• _What you have to do_: Reproduce every record below exactly as it appears.

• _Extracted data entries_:
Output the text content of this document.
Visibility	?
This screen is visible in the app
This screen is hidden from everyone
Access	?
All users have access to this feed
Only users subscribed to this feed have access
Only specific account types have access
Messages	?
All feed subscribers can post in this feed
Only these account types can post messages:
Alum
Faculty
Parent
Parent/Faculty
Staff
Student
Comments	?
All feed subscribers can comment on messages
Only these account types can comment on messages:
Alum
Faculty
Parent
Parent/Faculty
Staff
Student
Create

• _The output_:
Output the text content of this document.
Visibility	?
This screen is visible in the app
This screen is hidden from everyone
Access	?
All users have access to this feed
Only users subscribed to this feed have access
Only specific account types have access
Messages	?
All feed subscribers can post in this feed
Only these account types can post messages:
Alum
Faculty
Parent
Parent/Faculty
Staff
Student
Comments	?
All feed subscribers can comment on messages
Only these account types can comment on messages:
Alum
Faculty
Parent
Parent/Faculty
Staff
Student
Create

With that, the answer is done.